Transcribe all of the material exactly.

= = =

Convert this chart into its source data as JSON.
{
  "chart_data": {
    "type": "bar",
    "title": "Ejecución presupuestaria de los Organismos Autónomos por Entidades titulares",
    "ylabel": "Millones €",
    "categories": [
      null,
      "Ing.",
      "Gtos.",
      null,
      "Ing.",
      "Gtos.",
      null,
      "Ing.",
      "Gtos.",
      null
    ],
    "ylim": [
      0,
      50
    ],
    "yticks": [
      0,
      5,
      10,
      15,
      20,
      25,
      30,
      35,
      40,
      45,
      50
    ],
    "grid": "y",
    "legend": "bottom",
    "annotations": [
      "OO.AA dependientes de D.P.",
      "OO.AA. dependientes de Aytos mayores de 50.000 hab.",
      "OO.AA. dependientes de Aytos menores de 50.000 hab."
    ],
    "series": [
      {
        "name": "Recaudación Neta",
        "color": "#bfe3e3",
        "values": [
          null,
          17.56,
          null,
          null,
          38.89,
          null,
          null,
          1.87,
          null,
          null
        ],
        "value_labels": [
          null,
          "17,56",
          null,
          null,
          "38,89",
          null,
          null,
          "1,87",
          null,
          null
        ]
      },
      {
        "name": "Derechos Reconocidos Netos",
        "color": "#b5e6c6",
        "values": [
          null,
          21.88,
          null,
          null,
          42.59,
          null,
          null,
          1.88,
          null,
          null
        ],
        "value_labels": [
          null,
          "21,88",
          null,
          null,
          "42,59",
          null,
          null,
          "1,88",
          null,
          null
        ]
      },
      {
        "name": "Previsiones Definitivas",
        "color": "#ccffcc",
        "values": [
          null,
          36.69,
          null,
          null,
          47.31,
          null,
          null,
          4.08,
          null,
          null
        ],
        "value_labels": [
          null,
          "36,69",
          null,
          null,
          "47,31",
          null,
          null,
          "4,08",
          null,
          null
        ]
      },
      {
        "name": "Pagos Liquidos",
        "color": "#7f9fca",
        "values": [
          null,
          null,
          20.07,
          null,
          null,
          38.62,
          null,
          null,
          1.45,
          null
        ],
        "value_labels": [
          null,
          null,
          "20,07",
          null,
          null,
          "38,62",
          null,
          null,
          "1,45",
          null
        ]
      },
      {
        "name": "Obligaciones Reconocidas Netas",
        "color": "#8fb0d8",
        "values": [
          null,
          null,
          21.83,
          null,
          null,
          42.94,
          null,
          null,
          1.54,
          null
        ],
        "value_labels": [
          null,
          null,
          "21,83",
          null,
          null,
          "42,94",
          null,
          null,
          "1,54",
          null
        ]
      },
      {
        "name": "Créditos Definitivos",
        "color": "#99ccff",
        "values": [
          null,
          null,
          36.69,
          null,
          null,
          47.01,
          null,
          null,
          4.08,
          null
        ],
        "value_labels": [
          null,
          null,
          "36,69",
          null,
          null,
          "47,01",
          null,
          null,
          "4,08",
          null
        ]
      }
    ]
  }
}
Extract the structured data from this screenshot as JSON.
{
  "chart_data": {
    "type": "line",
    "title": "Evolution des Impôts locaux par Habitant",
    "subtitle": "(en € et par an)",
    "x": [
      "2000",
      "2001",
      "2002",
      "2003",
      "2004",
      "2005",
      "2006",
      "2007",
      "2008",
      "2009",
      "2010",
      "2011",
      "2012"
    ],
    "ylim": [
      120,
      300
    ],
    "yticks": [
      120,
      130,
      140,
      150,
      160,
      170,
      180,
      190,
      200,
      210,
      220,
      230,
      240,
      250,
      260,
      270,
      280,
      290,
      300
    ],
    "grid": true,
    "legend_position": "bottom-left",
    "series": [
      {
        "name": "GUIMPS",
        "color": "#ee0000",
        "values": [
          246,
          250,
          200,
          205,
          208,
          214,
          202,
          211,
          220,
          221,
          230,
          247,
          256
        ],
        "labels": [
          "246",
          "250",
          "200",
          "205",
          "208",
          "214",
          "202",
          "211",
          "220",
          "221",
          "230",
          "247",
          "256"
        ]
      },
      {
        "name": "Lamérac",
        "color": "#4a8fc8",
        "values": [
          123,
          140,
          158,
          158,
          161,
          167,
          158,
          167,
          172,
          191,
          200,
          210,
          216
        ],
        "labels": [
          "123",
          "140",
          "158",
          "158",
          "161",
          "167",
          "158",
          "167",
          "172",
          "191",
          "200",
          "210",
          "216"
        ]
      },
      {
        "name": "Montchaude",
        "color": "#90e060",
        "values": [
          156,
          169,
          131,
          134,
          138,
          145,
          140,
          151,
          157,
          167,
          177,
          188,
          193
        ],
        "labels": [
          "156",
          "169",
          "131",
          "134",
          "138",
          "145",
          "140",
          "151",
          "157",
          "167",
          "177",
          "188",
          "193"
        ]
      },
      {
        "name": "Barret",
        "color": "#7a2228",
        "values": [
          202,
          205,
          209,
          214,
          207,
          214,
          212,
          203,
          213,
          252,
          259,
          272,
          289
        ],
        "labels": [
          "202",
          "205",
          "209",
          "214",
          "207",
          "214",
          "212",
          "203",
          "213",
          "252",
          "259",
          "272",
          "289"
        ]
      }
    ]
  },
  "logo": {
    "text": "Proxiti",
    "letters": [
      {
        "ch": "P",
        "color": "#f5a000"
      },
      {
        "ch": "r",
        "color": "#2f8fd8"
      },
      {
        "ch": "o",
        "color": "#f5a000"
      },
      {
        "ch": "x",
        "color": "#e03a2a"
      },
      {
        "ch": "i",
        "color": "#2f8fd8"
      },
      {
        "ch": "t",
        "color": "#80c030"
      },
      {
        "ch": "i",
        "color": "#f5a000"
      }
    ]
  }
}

= = =

Answer to the problem –
Convert this chart into its source data as JSON.
{
  "chart_data": {
    "type": "bar",
    "title": "Ejecución presupuestaria de los Organismos Autónomos por Entidades titulares",
    "ylabel": "Millones €",
    "categories": [
      null,
      "Ing.",
      "Gtos.",
      null,
      "Ing.",
      "Gtos.",
      null,
      "Ing.",
      "Gtos.",
      null
    ],
    "ylim": [
      0,
      50
    ],
    "yticks": [
      0,
      5,
      10,
      15,
      20,
      25,
      30,
      35,
      40,
      45,
      50
    ],
    "grid": "y",
    "legend": "bottom",
    "annotations": [
      "OO.AA dependientes de D.P.",
      "OO.AA. dependientes de Aytos mayores de 50.000 hab.",
      "OO.AA. dependientes de Aytos menores de 50.000 hab."
    ],
    "series": [
      {
        "name": "Recaudación Neta",
        "color": "#bfe3e3",
        "values": [
          null,
          17.56,
          null,
          null,
          38.89,
          null,
          null,
          1.87,
          null,
          null
        ],
        "value_labels": [
          null,
          "17,56",
          null,
          null,
          "38,89",
          null,
          null,
          "1,87",
          null,
          null
        ]
      },
      {
        "name": "Derechos Reconocidos Netos",
        "color": "#b5e6c6",
        "values": [
          null,
          21.88,
          null,
          null,
          42.59,
          null,
          null,
          1.88,
          null,
          null
        ],
        "value_labels": [
          null,
          "21,88",
          null,
          null,
          "42,59",
          null,
          null,
          "1,88",
          null,
          null
        ]
      },
      {
        "name": "Previsiones Definitivas",
        "color": "#ccffcc",
        "values": [
          null,
          36.69,
          null,
          null,
          47.31,
          null,
          null,
          4.08,
          null,
          null
        ],
        "value_labels": [
          null,
          "36,69",
          null,
          null,
          "47,31",
          null,
          null,
          "4,08",
          null,
          null
        ]
      },
      {
        "name": "Pagos Liquidos",
        "color": "#7f9fca",
        "values": [
          null,
          null,
          20.07,
          null,
          null,
          38.62,
          null,
          null,
          1.45,
          null
        ],
        "value_labels": [
          null,
          null,
          "20,07",
          null,
          null,
          "38,62",
          null,
          null,
          "1,45",
          null
        ]
      },
      {
        "name": "Obligaciones Reconocidas Netas",
        "color": "#8fb0d8",
        "values": [
          null,
          null,
          21.83,
          null,
          null,
          42.94,
          null,
          null,
          1.54,
          null
        ],
        "value_labels": [
          null,
          null,
          "21,83",
          null,
          null,
          "42,94",
          null,
          null,
          "1,54",
          null
        ]
      },
      {
        "name": "Créditos Definitivos",
        "color": "#99ccff",
        "values": [
          null,
          null,
          36.69,
          null,
          null,
          47.01,
          null,
          null,
          4.08,
          null
        ],
        "value_labels": [
          null,
          null,
          "36,69",
          null,
          null,
          "47,01",
          null,
          null,
          "4,08",
          null
        ]
      }
    ]
  }
}
Extract the structured data from this screenshot as JSON.
{
  "chart_data": {
    "type": "line",
    "title": "Evolution des Impôts locaux par Habitant",
    "subtitle": "(en € et par an)",
    "x": [
      "2000",
      "2001",
      "2002",
      "2003",
      "2004",
      "2005",
      "2006",
      "2007",
      "2008",
      "2009",
      "2010",
      "2011",
      "2012"
    ],
    "ylim": [
      120,
      300
    ],
    "yticks": [
      120,
      130,
      140,
      150,
      160,
      170,
      180,
      190,
      200,
      210,
      220,
      230,
      240,
      250,
      260,
      270,
      280,
      290,
      300
    ],
    "grid": true,
    "legend_position": "bottom-left",
    "series": [
      {
        "name": "GUIMPS",
        "color": "#ee0000",
        "values": [
          246,
          250,
          200,
          205,
          208,
          214,
          202,
          211,
          220,
          221,
          230,
          247,
          256
        ],
        "labels": [
          "246",
          "250",
          "200",
          "205",
          "208",
          "214",
          "202",
          "211",
          "220",
          "221",
          "230",
          "247",
          "256"
        ]
      },
      {
        "name": "Lamérac",
        "color": "#4a8fc8",
        "values": [
          123,
          140,
          158,
          158,
          161,
          167,
          158,
          167,
          172,
          191,
          200,
          210,
          216
        ],
        "labels": [
          "123",
          "140",
          "158",
          "158",
          "161",
          "167",
          "158",
          "167",
          "172",
          "191",
          "200",
          "210",
          "216"
        ]
      },
      {
        "name": "Montchaude",
        "color": "#90e060",
        "values": [
          156,
          169,
          131,
          134,
          138,
          145,
          140,
          151,
          157,
          167,
          177,
          188,
          193
        ],
        "labels": [
          "156",
          "169",
          "131",
          "134",
          "138",
          "145",
          "140",
          "151",
          "157",
          "167",
          "177",
          "188",
          "193"
        ]
      },
      {
        "name": "Barret",
        "color": "#7a2228",
        "values": [
          202,
          205,
          209,
          214,
          207,
          214,
          212,
          203,
          213,
          252,
          259,
          272,
          289
        ],
        "labels": [
          "202",
          "205",
          "209",
          "214",
          "207",
          "214",
          "212",
          "203",
          "213",
          "252",
          "259",
          "272",
          "289"
        ]
      }
    ]
  },
  "logo": {
    "text": "Proxiti",
    "letters": [
      {
        "ch": "P",
        "color": "#f5a000"
      },
      {
        "ch": "r",
        "color": "#2f8fd8"
      },
      {
        "ch": "o",
        "color": "#f5a000"
      },
      {
        "ch": "x",
        "color": "#e03a2a"
      },
      {
        "ch": "i",
        "color": "#2f8fd8"
      },
      {
        "ch": "t",
        "color": "#80c030"
      },
      {
        "ch": "i",
        "color": "#f5a000"
      }
    ]
  }
}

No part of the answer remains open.